** Start Records shown **

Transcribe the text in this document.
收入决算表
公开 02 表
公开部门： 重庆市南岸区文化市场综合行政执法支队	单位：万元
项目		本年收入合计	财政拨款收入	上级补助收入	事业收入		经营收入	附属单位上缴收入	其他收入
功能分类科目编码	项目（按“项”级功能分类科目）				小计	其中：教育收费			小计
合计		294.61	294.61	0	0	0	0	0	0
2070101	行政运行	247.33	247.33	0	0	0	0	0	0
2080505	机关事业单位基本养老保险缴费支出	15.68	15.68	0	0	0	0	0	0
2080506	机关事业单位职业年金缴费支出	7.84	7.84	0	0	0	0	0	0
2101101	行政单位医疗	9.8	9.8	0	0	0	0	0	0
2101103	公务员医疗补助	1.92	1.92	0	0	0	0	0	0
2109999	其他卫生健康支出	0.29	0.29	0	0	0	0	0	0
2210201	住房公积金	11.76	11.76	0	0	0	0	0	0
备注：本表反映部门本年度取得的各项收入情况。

** End Records shown **

Retype each record exactly, leaving nothing out.

Task output
Transcribe the text in this document.
收入决算表
公开 02 表
公开部门： 重庆市南岸区文化市场综合行政执法支队	单位：万元
项目		本年收入合计	财政拨款收入	上级补助收入	事业收入		经营收入	附属单位上缴收入	其他收入
功能分类科目编码	项目（按“项”级功能分类科目）				小计	其中：教育收费			小计
合计		294.61	294.61	0	0	0	0	0	0
2070101	行政运行	247.33	247.33	0	0	0	0	0	0
2080505	机关事业单位基本养老保险缴费支出	15.68	15.68	0	0	0	0	0	0
2080506	机关事业单位职业年金缴费支出	7.84	7.84	0	0	0	0	0	0
2101101	行政单位医疗	9.8	9.8	0	0	0	0	0	0
2101103	公务员医疗补助	1.92	1.92	0	0	0	0	0	0
2109999	其他卫生健康支出	0.29	0.29	0	0	0	0	0	0
2210201	住房公积金	11.76	11.76	0	0	0	0	0	0
备注：本表反映部门本年度取得的各项收入情况。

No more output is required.